For every line in the data below that contains "sold", copy the line.

[Extracted data entries]
━━━━━━━━
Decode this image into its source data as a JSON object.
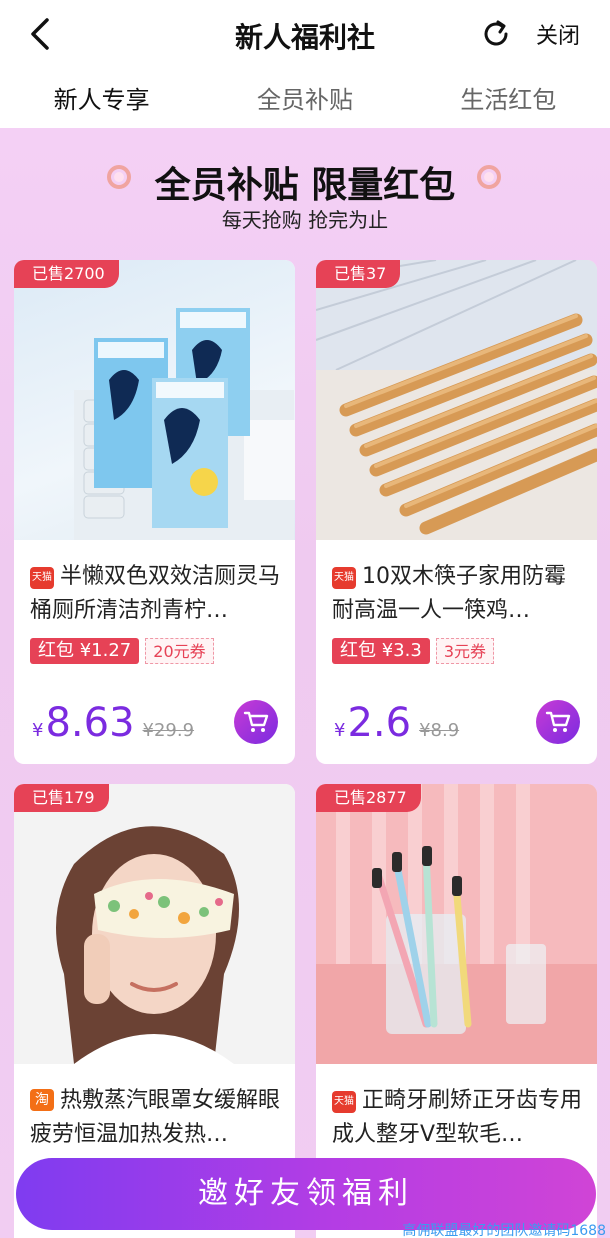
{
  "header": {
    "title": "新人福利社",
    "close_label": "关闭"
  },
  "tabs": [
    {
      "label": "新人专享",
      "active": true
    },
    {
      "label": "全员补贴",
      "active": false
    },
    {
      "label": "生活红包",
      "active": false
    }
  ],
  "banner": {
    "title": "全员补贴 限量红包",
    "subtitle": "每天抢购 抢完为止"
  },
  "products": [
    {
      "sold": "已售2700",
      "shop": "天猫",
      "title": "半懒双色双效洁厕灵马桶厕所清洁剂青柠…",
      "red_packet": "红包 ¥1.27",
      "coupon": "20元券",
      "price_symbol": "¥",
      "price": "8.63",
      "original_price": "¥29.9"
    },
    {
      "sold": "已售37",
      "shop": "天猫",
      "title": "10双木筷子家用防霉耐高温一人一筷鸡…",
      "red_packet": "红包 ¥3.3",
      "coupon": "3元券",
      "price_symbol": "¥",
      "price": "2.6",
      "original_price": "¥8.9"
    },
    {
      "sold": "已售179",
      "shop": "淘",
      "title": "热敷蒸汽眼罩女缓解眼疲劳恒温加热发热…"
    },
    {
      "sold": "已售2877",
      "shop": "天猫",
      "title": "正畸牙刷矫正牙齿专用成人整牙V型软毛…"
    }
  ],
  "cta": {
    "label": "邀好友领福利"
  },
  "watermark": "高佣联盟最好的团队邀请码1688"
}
━━━━━━━━
● **Solved problem**
      "sold": "已售2700",
      "sold": "已售37",
      "sold": "已售179",
      "sold": "已售2877",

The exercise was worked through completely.